Empezó su vida política muy joven, desde los 15 años, y cuando tenía 28 ya era la congresista con la mayor votación del Atlántico. En esa región se volvió una líder barrial del llamado clan Gerlein, uno de los más poderosos de Colombia.

Según la periodista Laura Ardila, citada por CM&, este clan político se volvió muy famoso en el Caribe porque crearon el famoso TLC (tejas, ladrillos y cemento), que entregan en esa región a cambio de votos.

Sobre su vida personal y amorosa, ese mismo medio asegura que Aída Merlano era muy ambiciosa y tenía muchas ansias de poder. Además, asegura que el primer matrimonio de la excongresista fue con un taxista; y luego se casó con un desmovilizado del Epl.

“Es ahí donde empieza a sentir el poder político de Julio Gerlein. Seductora y bailarina por excelencia, Aída va conquistando corazones y cambiando su estrato económico”, describe CM&.

Ardila, por su parte, asegura que la excongresista tuvo una relación personal afectiva y pública con el empresario Julio Gerlein, considerado uno de los grandes contratistas de Colombia. “Aída Merlano subió como palma y bajó como coco”, concluye Laura Ardila.

El Tiempo, por su parte, recuerda que, en uno de sus testimonios, Merlano dijo que Gerlein era quien manejaba su sede de campaña y sabía todo lo que ocurría con la compra de votos.

“Esa sede, según el fallo de la Corte, funcionaba una empresa criminal cuya finalidad era obtener la compra de votos para las pasadas elecciones en las que Merlano quedó elegida como senadora”, describe El Tiempo.
※ ※ ※
▸ Ejercicios por resolver
• A. Traduce al inglés esta oración del texto sobre Aída Merlano: "Empezó su vida política muy joven, desde los 15 años, y cuando tenía 28 ya era la congresista con la mayor votación del Atlántico."
• B. Copia sin cambios el fragmento del texto sobre Aída Merlano que empieza en "Ardila, por su" y termina en "concluye Laura Ardila.".
※ ※ ※
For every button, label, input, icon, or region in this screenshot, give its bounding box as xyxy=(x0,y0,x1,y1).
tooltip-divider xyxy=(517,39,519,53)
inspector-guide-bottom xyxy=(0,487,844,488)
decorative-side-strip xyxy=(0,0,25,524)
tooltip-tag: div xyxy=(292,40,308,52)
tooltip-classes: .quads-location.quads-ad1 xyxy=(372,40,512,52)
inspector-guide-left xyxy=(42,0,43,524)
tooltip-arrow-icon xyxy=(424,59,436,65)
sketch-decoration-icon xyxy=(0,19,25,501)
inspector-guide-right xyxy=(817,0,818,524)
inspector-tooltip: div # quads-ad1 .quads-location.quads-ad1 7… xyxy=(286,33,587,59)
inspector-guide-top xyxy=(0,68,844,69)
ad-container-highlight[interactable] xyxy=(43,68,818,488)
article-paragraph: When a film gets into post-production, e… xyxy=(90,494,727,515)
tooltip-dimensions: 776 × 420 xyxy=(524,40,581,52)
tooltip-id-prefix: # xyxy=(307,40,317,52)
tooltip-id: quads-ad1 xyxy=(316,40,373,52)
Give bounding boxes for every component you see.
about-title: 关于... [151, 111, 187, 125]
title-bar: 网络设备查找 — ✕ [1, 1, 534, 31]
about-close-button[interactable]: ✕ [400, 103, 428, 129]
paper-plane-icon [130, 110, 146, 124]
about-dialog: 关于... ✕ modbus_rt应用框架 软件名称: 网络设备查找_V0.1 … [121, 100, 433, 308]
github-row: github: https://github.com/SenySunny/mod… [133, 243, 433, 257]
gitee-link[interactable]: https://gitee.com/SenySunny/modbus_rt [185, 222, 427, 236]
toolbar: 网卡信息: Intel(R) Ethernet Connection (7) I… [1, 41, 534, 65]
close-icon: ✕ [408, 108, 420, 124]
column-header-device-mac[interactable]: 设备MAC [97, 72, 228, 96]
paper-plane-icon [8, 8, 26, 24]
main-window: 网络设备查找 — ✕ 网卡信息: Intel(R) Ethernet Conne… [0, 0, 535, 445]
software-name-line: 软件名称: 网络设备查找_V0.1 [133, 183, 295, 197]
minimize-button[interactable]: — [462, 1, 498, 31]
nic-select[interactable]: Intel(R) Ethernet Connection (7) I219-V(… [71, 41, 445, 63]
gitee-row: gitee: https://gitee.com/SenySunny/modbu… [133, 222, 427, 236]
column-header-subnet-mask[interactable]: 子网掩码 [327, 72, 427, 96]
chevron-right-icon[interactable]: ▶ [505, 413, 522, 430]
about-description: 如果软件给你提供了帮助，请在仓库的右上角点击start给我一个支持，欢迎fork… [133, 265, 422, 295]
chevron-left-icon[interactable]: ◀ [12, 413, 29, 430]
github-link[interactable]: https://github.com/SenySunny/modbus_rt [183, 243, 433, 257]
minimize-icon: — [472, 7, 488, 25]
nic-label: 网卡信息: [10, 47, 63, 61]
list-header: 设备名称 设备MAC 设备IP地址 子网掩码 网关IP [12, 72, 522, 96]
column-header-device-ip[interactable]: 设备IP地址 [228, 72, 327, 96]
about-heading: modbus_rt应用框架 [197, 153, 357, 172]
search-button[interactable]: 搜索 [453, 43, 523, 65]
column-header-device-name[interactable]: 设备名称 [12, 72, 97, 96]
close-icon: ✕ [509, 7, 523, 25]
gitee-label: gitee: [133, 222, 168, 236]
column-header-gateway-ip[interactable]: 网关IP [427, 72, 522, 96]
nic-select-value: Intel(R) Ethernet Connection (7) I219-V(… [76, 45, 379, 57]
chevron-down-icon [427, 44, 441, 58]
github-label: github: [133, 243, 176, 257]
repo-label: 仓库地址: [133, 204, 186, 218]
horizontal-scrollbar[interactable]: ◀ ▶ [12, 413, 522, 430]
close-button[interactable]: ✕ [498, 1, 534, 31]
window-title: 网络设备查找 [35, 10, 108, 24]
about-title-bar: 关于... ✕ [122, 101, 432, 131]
※ ※ ※
▸ Lista de respuestas
• A. She began her political life very young, at the age of 15, and by the time she was 28 she was already the congresswoman with the most votes in Atlántico.

• B.
Ardila, por su parte, asegura que la excongresista tuvo una relación personal afectiva y pública con el empresario Julio Gerlein, considerado uno de los grandes contratistas de Colombia. “Aída Merlano subió como palma y bajó como coco”, concluye Laura Ardila.